Scan the listing and work out how many lines contain the word "plain". Nothing but the number should be given.

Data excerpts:
== == ==

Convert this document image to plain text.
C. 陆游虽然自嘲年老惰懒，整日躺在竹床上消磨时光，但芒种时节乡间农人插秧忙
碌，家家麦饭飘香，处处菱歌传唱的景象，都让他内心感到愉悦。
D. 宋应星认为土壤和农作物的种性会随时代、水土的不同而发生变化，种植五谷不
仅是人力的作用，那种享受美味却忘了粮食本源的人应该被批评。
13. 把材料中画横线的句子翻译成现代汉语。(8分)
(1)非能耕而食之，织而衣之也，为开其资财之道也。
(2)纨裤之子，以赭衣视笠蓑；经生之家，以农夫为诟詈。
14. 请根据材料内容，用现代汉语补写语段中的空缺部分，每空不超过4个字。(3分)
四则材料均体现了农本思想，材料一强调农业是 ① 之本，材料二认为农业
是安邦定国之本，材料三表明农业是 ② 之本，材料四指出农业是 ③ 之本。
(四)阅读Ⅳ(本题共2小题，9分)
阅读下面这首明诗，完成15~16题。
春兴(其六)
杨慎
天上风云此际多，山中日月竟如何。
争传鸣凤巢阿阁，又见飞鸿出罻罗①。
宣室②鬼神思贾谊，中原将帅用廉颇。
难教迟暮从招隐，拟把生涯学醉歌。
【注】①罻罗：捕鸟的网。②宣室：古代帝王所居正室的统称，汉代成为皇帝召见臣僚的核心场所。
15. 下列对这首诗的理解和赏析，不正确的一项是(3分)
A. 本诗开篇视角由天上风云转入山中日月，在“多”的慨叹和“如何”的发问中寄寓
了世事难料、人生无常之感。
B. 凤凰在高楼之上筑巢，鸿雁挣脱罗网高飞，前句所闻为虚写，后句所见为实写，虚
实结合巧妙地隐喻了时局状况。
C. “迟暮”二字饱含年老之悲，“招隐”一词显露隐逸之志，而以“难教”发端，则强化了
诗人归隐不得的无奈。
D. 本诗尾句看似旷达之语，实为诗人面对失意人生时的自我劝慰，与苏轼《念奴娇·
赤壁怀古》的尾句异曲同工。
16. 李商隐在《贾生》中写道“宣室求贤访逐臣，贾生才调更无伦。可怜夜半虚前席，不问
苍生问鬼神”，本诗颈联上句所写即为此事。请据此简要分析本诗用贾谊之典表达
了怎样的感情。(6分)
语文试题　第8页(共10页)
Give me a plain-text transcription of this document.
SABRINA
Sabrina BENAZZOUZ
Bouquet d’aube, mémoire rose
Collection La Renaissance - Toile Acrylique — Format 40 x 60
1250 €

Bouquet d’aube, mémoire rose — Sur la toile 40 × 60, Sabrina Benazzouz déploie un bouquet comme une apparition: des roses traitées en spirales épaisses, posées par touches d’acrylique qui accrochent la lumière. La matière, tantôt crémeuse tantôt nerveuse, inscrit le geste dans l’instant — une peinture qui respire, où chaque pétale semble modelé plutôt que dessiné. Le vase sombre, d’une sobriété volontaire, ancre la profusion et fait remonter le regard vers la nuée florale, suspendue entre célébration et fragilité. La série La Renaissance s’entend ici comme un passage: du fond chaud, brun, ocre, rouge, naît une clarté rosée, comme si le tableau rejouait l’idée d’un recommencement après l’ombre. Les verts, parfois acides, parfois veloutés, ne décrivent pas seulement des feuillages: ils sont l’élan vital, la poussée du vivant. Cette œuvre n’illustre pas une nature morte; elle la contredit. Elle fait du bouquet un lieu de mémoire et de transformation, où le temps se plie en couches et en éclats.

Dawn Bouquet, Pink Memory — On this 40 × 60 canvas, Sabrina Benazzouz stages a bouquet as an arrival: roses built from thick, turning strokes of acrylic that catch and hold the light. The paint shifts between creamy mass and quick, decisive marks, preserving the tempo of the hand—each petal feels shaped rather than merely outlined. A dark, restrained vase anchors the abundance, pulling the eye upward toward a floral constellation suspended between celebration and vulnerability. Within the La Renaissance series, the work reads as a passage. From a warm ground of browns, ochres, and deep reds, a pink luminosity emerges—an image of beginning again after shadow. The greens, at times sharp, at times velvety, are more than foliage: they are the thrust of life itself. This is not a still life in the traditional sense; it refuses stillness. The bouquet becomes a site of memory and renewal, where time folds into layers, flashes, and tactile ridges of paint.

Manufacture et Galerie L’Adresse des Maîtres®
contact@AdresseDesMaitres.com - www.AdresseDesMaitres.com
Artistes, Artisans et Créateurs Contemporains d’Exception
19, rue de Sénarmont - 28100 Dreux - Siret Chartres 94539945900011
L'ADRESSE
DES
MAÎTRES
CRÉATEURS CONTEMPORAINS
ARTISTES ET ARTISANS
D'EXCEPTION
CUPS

== == ==

» **Final answer**: 2